>>>

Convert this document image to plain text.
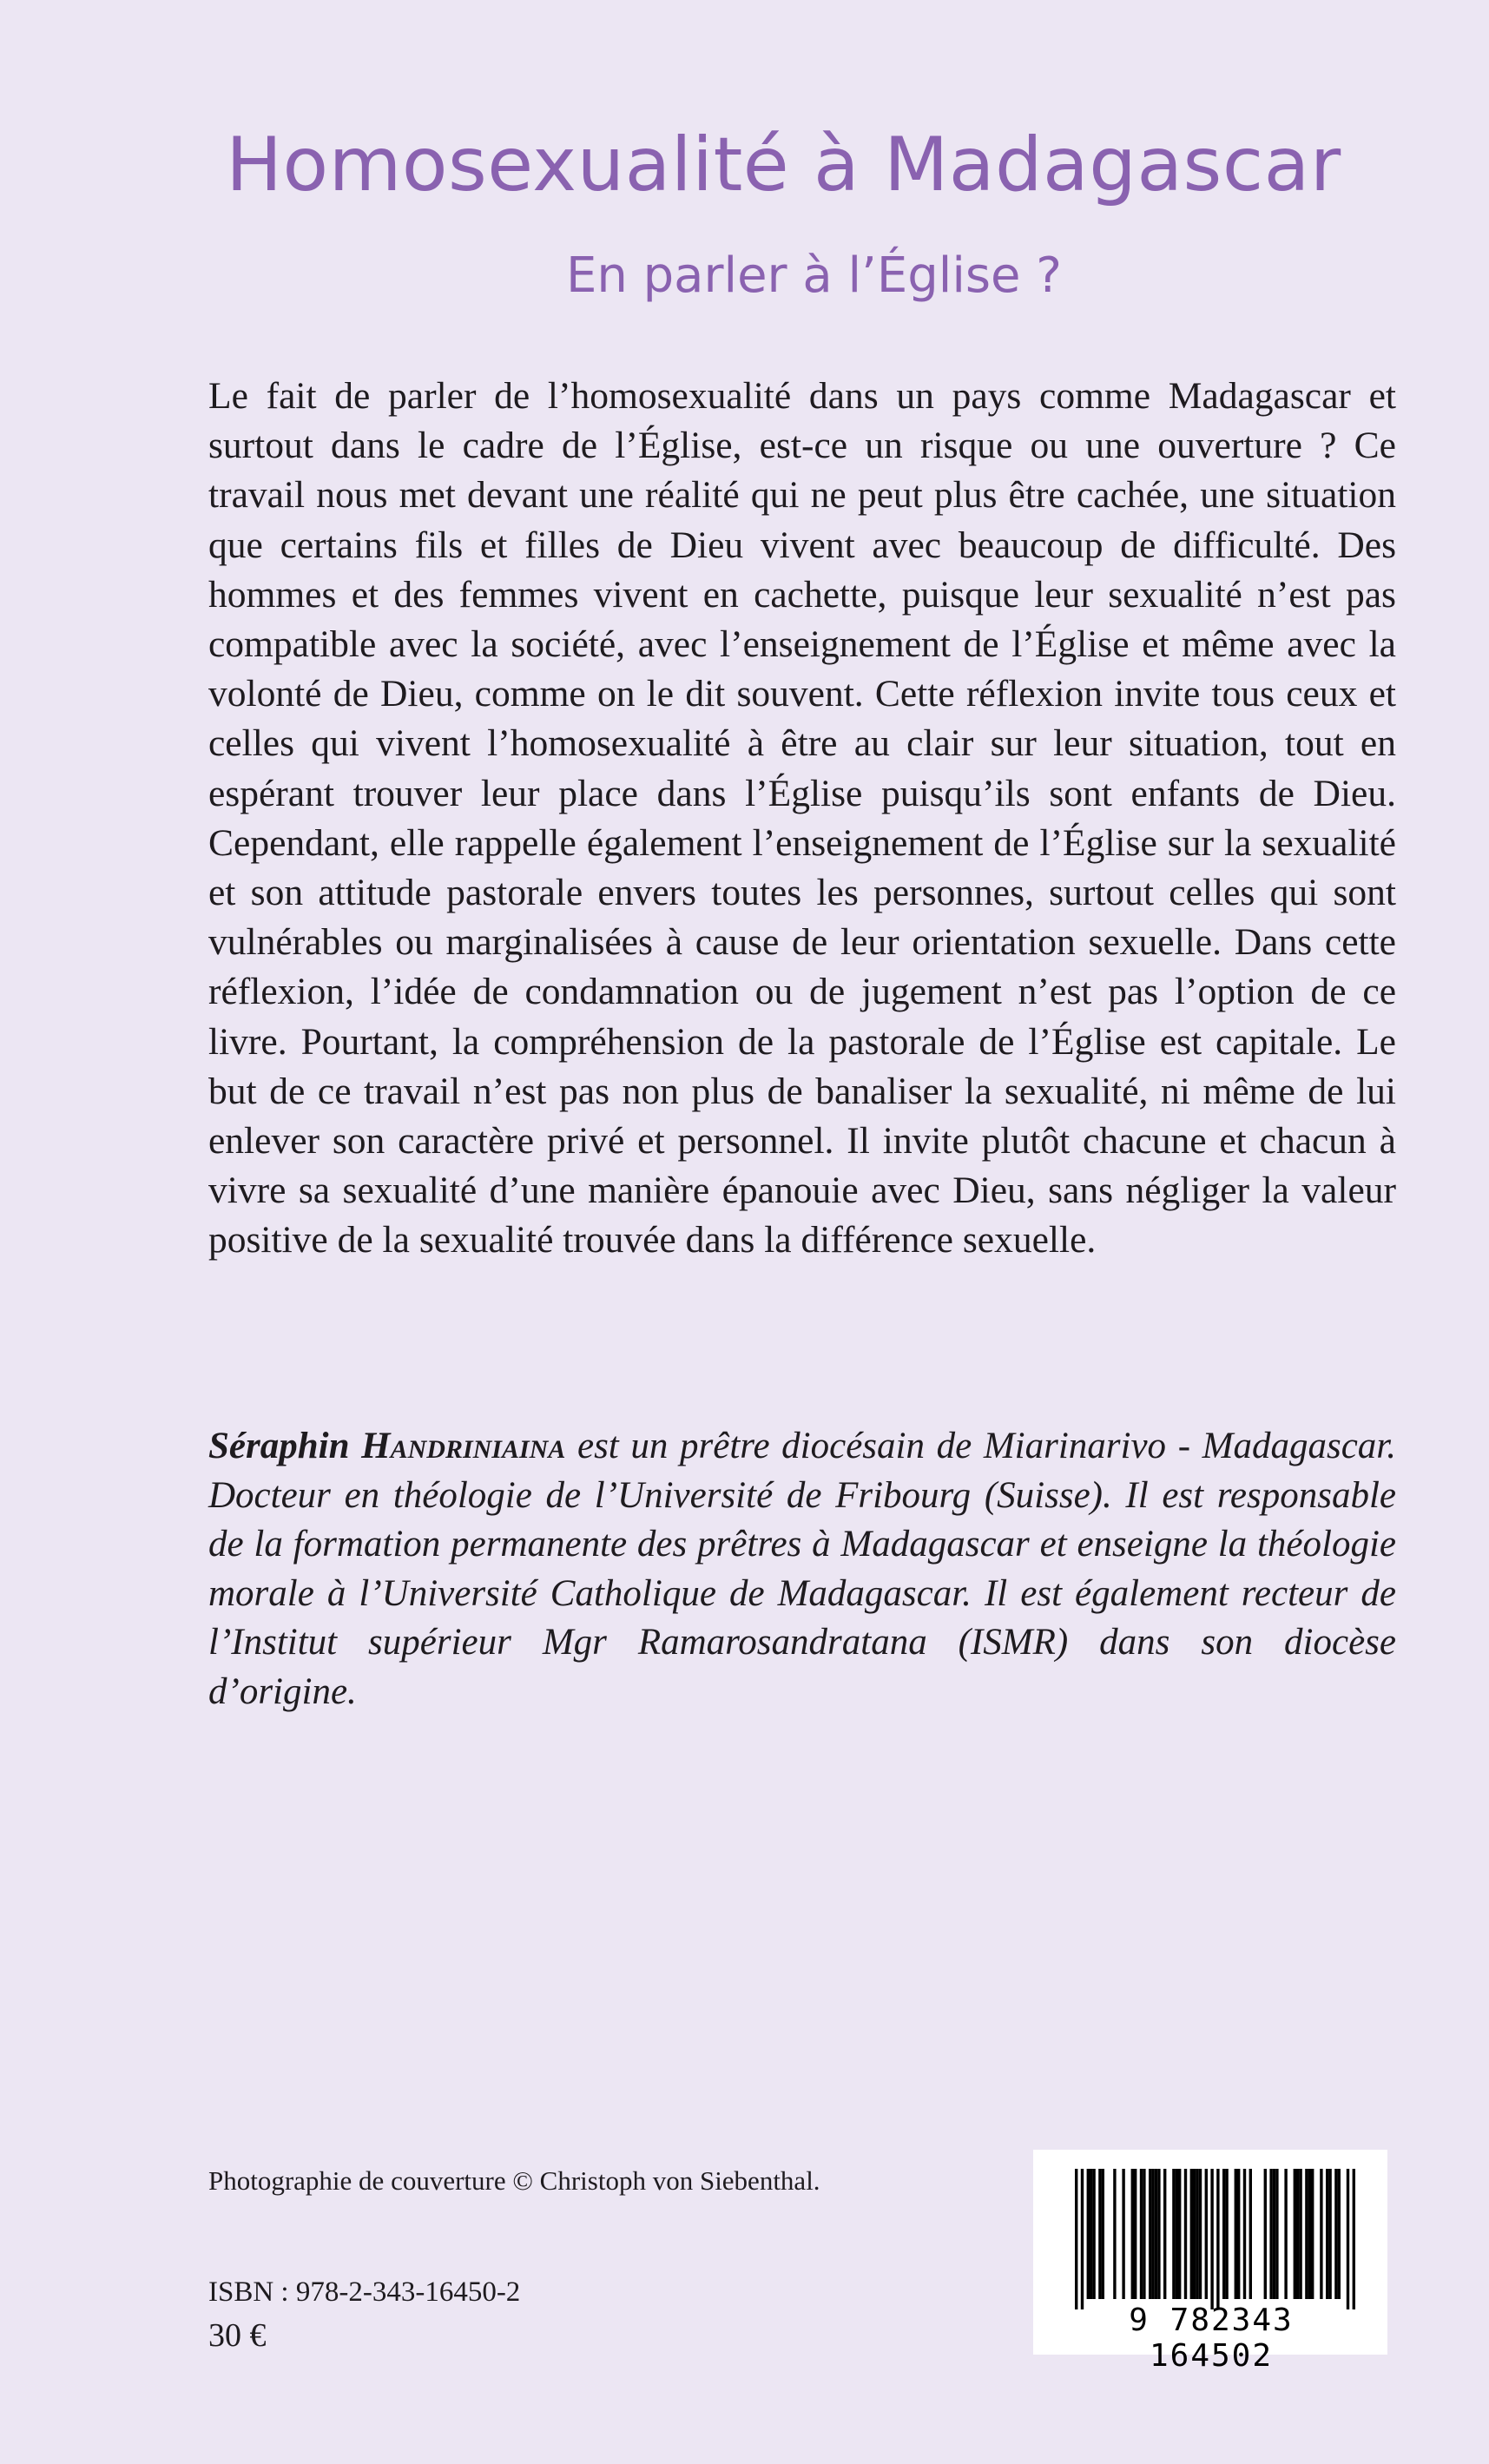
Homosexualité à Madagascar
En parler à l’Église ?

Le fait de parler de l’homosexualité dans un pays comme Madagascar et surtout dans le cadre de l’Église, est-ce un risque ou une ouverture ? Ce travail nous met devant une réalité qui ne peut plus être cachée, une situation que certains fils et filles de Dieu vivent avec beaucoup de difficulté. Des hommes et des femmes vivent en cachette, puisque leur sexualité n’est pas compatible avec la société, avec l’enseignement de l’Église et même avec la volonté de Dieu, comme on le dit souvent. Cette réflexion invite tous ceux et celles qui vivent l’homosexualité à être au clair sur leur situation, tout en espérant trouver leur place dans l’Église puisqu’ils sont enfants de Dieu. Cependant, elle rappelle également l’enseignement de l’Église sur la sexualité et son attitude pastorale envers toutes les personnes, surtout celles qui sont vulnérables ou marginalisées à cause de leur orientation sexuelle. Dans cette réflexion, l’idée de condamnation ou de jugement n’est pas l’option de ce livre. Pourtant, la compréhension de la pastorale de l’Église est capitale. Le but de ce travail n’est pas non plus de banaliser la sexualité, ni même de lui enlever son caractère privé et personnel. Il invite plutôt chacune et chacun à vivre sa sexualité d’une manière épanouie avec Dieu, sans négliger la valeur positive de la sexualité trouvée dans la différence sexuelle.

Séraphin Handriniaina est un prêtre diocésain de Miarinarivo - Madagascar. Docteur en théologie de l’Université de Fribourg (Suisse). Il est responsable de la formation permanente des prêtres à Madagascar et enseigne la théologie morale à l’Université Catholique de Madagascar. Il est également recteur de l’Institut supérieur Mgr Ramarosandratana (ISMR) dans son diocèse d’origine.

Photographie de couverture © Christoph von Siebenthal.

ISBN : 978-2-343-16450-2

30 €	9 782343 164502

<<<

Every entry must be reproduced exactly, with the images left out.

● **CORRECT RESPONSE**
Convert this document image to plain text.
Homosexualité à Madagascar
En parler à l’Église ?

Le fait de parler de l’homosexualité dans un pays comme Madagascar et surtout dans le cadre de l’Église, est-ce un risque ou une ouverture ? Ce travail nous met devant une réalité qui ne peut plus être cachée, une situation que certains fils et filles de Dieu vivent avec beaucoup de difficulté. Des hommes et des femmes vivent en cachette, puisque leur sexualité n’est pas compatible avec la société, avec l’enseignement de l’Église et même avec la volonté de Dieu, comme on le dit souvent. Cette réflexion invite tous ceux et celles qui vivent l’homosexualité à être au clair sur leur situation, tout en espérant trouver leur place dans l’Église puisqu’ils sont enfants de Dieu. Cependant, elle rappelle également l’enseignement de l’Église sur la sexualité et son attitude pastorale envers toutes les personnes, surtout celles qui sont vulnérables ou marginalisées à cause de leur orientation sexuelle. Dans cette réflexion, l’idée de condamnation ou de jugement n’est pas l’option de ce livre. Pourtant, la compréhension de la pastorale de l’Église est capitale. Le but de ce travail n’est pas non plus de banaliser la sexualité, ni même de lui enlever son caractère privé et personnel. Il invite plutôt chacune et chacun à vivre sa sexualité d’une manière épanouie avec Dieu, sans négliger la valeur positive de la sexualité trouvée dans la différence sexuelle.

Séraphin Handriniaina est un prêtre diocésain de Miarinarivo - Madagascar. Docteur en théologie de l’Université de Fribourg (Suisse). Il est responsable de la formation permanente des prêtres à Madagascar et enseigne la théologie morale à l’Université Catholique de Madagascar. Il est également recteur de l’Institut supérieur Mgr Ramarosandratana (ISMR) dans son diocèse d’origine.

Photographie de couverture © Christoph von Siebenthal.

ISBN : 978-2-343-16450-2

30 €	9 782343 164502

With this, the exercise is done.